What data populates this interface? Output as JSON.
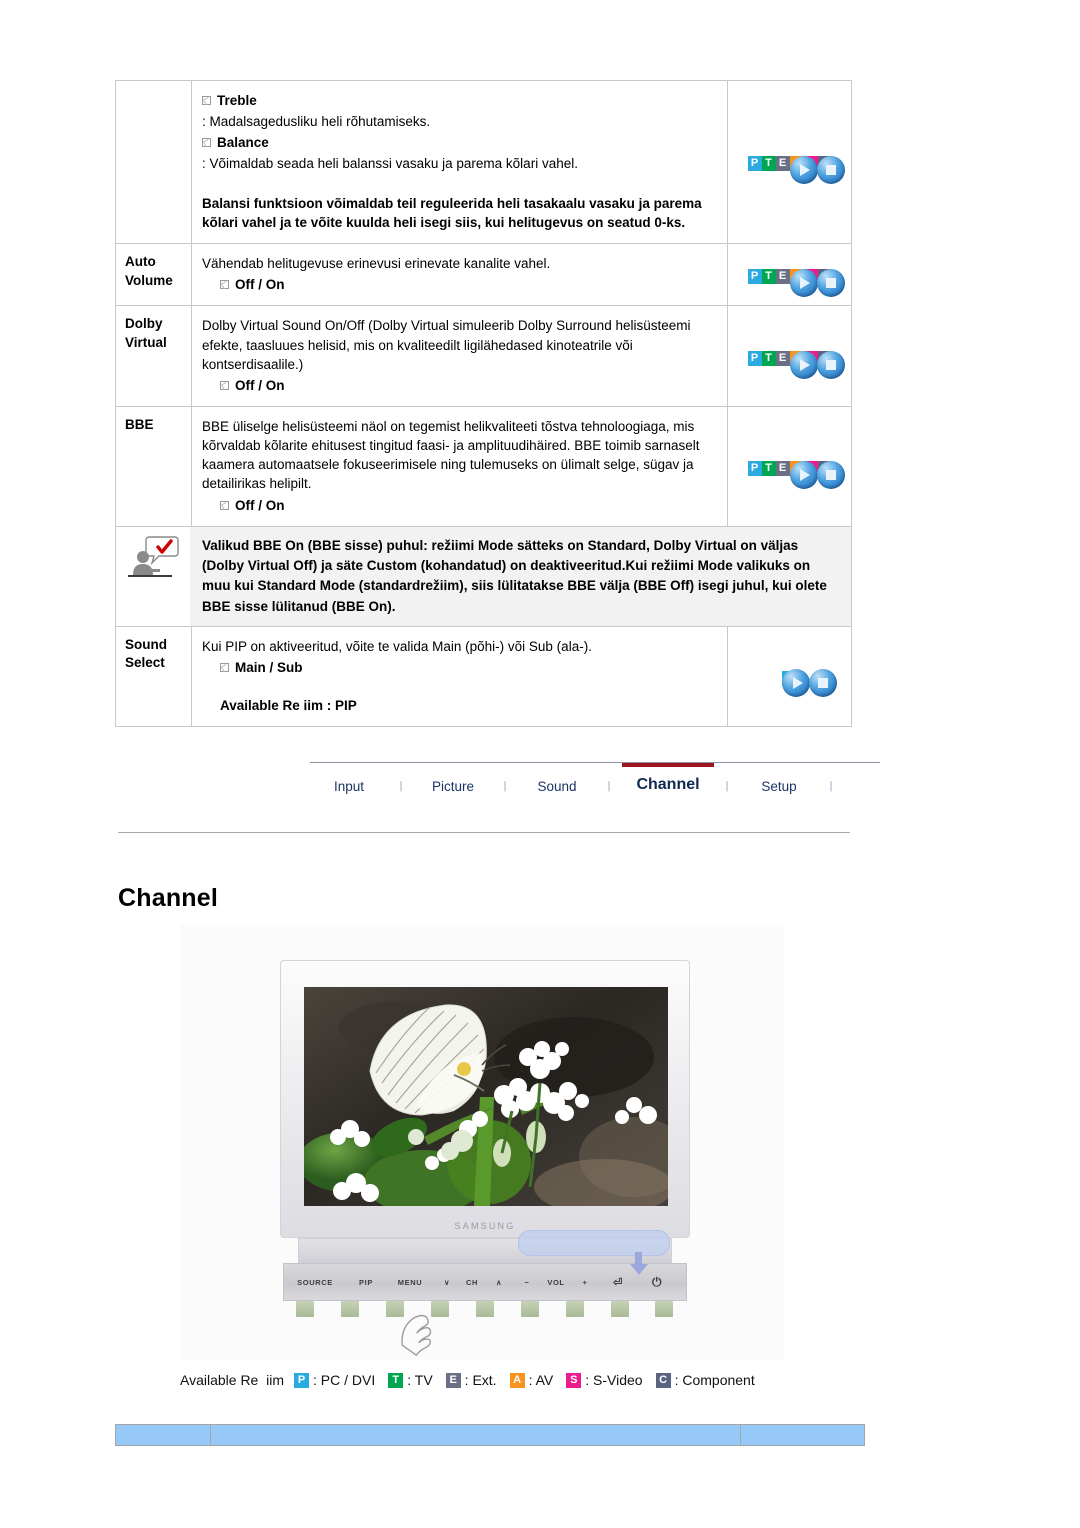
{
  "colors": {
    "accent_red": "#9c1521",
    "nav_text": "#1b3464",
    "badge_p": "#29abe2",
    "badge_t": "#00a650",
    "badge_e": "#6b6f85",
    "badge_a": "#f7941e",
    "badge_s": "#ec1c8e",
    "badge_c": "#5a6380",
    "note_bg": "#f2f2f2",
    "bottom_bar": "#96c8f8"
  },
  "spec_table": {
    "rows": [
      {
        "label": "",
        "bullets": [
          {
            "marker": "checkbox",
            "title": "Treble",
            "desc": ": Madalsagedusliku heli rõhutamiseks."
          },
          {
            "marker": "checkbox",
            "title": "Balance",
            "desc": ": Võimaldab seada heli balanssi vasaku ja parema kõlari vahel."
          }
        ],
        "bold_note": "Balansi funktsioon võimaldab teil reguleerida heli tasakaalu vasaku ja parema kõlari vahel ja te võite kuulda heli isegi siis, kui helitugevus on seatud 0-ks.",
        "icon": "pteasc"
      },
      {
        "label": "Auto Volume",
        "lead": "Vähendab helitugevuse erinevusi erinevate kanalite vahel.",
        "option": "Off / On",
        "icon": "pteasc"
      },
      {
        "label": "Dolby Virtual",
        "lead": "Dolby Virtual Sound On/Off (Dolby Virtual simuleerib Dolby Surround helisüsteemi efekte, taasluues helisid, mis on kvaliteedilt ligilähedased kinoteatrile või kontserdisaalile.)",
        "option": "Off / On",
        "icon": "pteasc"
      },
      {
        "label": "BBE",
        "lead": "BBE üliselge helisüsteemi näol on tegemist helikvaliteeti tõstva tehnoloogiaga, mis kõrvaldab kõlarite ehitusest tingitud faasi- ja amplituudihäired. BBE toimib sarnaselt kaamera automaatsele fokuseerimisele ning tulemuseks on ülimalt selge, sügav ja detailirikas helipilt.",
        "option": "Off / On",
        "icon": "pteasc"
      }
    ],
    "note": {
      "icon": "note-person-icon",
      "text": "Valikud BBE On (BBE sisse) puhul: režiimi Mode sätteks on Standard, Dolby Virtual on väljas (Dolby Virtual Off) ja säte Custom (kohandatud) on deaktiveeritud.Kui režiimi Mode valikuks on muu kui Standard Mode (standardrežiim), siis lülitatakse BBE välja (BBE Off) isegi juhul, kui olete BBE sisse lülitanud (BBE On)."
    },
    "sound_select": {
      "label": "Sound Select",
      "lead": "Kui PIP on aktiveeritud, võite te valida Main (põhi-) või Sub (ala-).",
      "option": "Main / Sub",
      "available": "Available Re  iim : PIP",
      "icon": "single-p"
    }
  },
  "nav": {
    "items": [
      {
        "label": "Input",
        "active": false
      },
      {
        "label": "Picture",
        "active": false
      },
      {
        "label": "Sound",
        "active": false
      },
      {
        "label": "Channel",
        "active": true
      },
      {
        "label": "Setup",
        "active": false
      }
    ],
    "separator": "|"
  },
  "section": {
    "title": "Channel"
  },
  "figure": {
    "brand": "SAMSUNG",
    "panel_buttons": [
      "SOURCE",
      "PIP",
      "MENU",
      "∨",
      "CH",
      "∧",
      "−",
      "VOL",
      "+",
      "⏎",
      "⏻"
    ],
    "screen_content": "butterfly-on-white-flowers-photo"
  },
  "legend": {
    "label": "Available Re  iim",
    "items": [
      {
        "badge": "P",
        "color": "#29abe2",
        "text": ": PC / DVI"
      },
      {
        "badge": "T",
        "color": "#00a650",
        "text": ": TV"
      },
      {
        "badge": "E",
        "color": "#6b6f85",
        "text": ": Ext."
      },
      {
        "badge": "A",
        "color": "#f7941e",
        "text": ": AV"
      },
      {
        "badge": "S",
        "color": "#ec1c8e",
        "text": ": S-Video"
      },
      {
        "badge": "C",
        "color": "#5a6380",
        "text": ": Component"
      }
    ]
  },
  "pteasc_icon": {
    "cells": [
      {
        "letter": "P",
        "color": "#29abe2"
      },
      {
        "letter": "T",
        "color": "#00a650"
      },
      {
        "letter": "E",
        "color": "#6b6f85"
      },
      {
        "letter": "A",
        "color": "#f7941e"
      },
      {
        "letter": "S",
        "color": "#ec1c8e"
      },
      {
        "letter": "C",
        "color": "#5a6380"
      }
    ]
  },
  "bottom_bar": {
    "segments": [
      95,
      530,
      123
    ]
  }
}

════════════════════

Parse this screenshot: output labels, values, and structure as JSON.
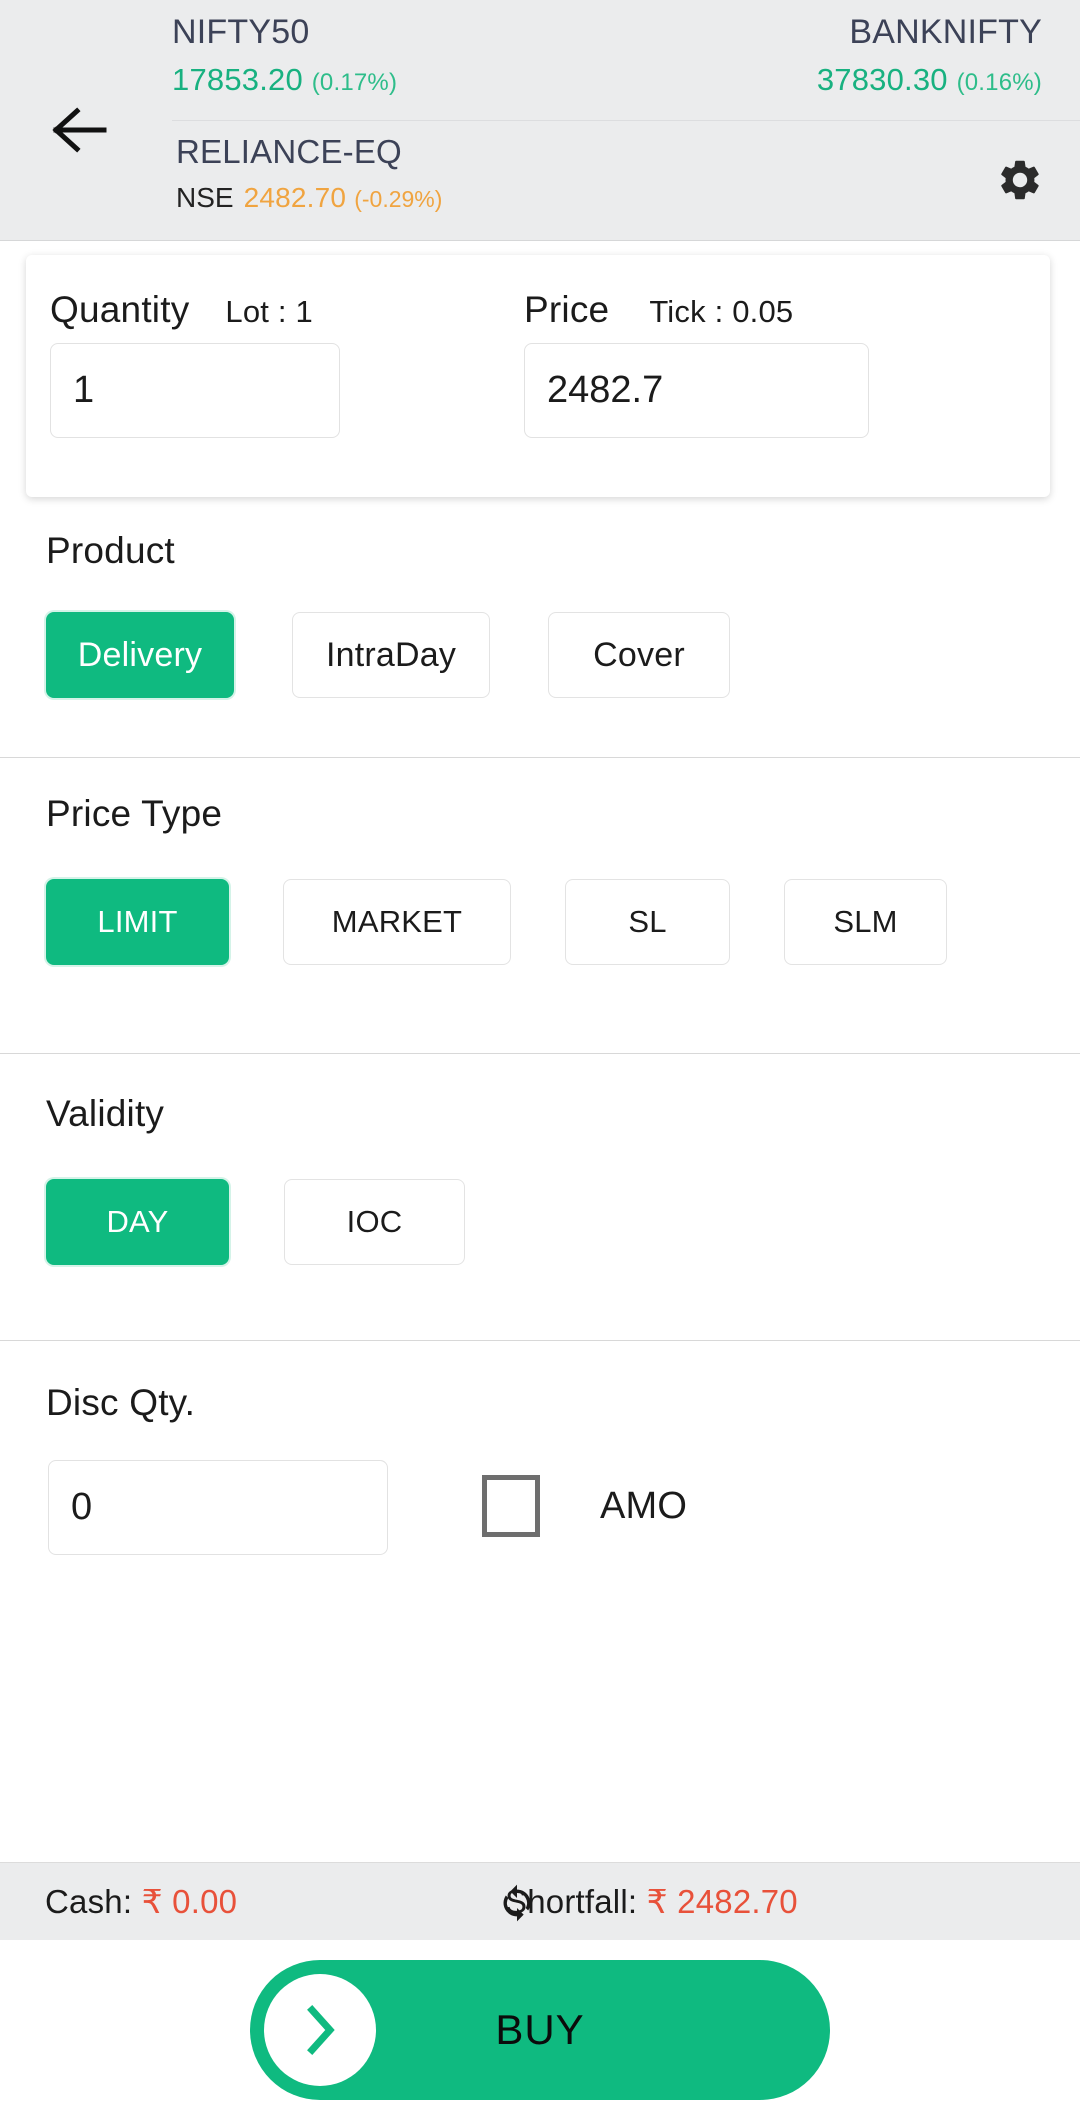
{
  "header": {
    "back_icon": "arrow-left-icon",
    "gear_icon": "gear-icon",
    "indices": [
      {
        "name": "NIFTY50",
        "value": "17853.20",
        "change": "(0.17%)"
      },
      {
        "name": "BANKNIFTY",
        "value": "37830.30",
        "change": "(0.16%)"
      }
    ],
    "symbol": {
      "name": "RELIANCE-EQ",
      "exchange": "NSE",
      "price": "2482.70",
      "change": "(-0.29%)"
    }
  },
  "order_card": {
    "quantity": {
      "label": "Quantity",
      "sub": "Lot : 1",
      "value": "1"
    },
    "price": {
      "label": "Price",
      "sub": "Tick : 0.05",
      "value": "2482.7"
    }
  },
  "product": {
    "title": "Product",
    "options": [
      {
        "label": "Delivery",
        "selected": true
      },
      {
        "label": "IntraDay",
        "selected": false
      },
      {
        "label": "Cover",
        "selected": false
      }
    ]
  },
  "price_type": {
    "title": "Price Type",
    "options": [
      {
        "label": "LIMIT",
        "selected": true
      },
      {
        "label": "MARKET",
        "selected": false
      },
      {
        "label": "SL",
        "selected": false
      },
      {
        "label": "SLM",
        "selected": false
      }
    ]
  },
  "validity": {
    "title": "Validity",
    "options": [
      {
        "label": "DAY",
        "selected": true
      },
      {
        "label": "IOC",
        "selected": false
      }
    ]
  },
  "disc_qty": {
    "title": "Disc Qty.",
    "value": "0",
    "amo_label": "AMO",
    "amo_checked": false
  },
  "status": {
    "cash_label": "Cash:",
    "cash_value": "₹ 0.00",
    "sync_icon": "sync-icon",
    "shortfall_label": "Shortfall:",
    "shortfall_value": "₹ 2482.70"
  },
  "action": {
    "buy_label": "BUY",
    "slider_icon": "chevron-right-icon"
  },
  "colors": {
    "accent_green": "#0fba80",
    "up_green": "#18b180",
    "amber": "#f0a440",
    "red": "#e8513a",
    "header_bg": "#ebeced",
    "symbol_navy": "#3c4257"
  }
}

════════════════════

→ **Aim of the exercise**: Find all the lines containing "JSON" in the material, then copy them.

→ **Correct answer**:
What data populates this interface? Output as JSON.
Parse this screenshot: output labels, values, and structure as JSON.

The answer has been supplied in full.